→ **What needs to be done**: Search the material below for lines containing the string "Effector", and copy every one you find.
----------------------------------------
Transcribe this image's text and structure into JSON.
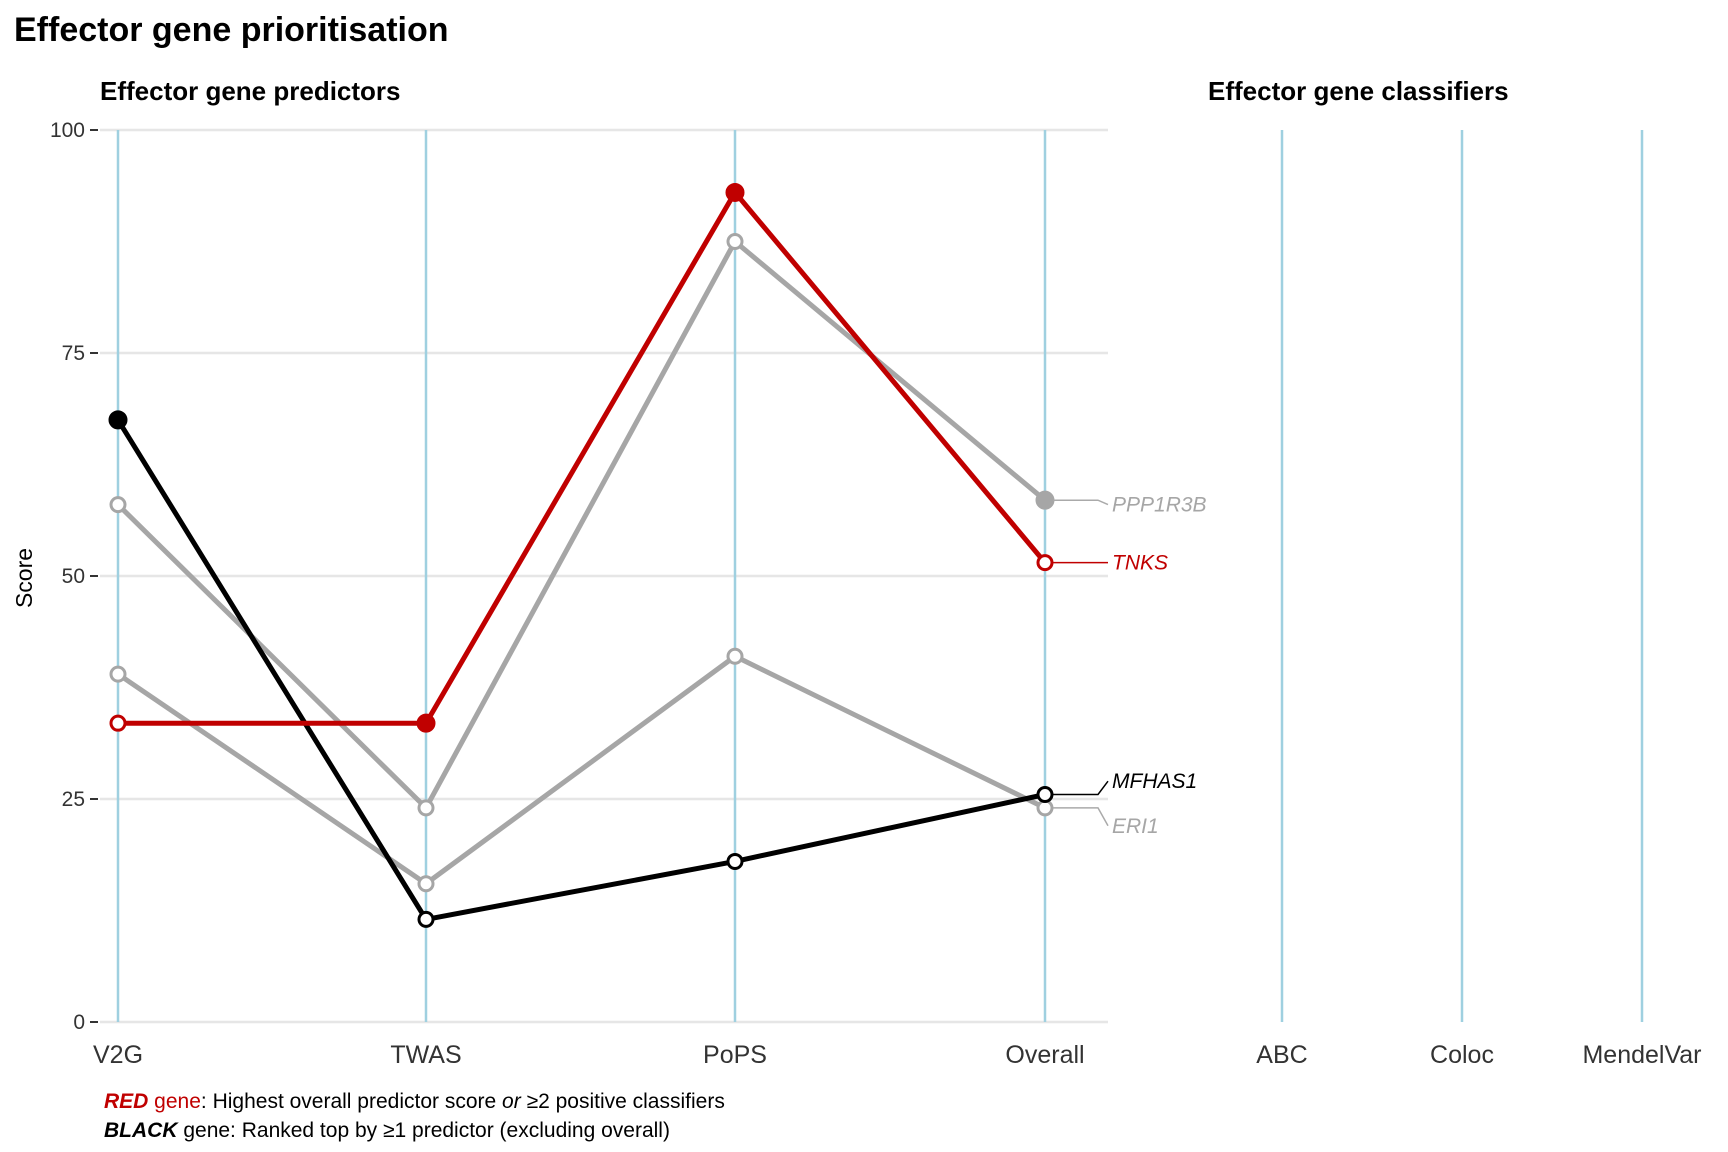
{
  "title": "Effector gene prioritisation",
  "legend": {
    "red_word": "RED",
    "red_gene": " gene",
    "red_text_a": ": Highest overall predictor score ",
    "red_or": "or",
    "red_text_b": " ≥2 positive classifiers",
    "black_word": "BLACK",
    "black_text": " gene: Ranked top by ≥1 predictor (excluding overall)"
  },
  "colors": {
    "red": "#c00000",
    "black": "#000000",
    "grey": "#a6a6a6",
    "axis_line": "#9fd0e0",
    "grid": "#e6e6e6"
  },
  "chart_data": [
    {
      "type": "line",
      "title": "Effector gene predictors",
      "ylabel": "Score",
      "xlabel": "",
      "categories": [
        "V2G",
        "TWAS",
        "PoPS",
        "Overall"
      ],
      "ylim": [
        0,
        100
      ],
      "yticks": [
        0,
        25,
        50,
        75,
        100
      ],
      "grid": true,
      "series": [
        {
          "name": "PPP1R3B",
          "color": "grey",
          "values": [
            58,
            24,
            87.5,
            58.5
          ],
          "filled": [
            false,
            false,
            false,
            true
          ]
        },
        {
          "name": "ERI1",
          "color": "grey",
          "values": [
            39,
            15.5,
            41,
            24
          ],
          "filled": [
            false,
            false,
            false,
            false
          ]
        },
        {
          "name": "MFHAS1",
          "color": "black",
          "values": [
            67.5,
            11.5,
            18,
            25.5
          ],
          "filled": [
            true,
            false,
            false,
            false
          ]
        },
        {
          "name": "TNKS",
          "color": "red",
          "values": [
            33.5,
            33.5,
            93,
            51.5
          ],
          "filled": [
            false,
            true,
            true,
            false
          ]
        }
      ]
    },
    {
      "type": "line",
      "title": "Effector gene classifiers",
      "categories": [
        "ABC",
        "Coloc",
        "MendelVar"
      ],
      "series": []
    }
  ]
}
----------------------------------------
→ **Result of this task**:
  "title": "Effector gene prioritisation",
      "title": "Effector gene predictors",
      "title": "Effector gene classifiers",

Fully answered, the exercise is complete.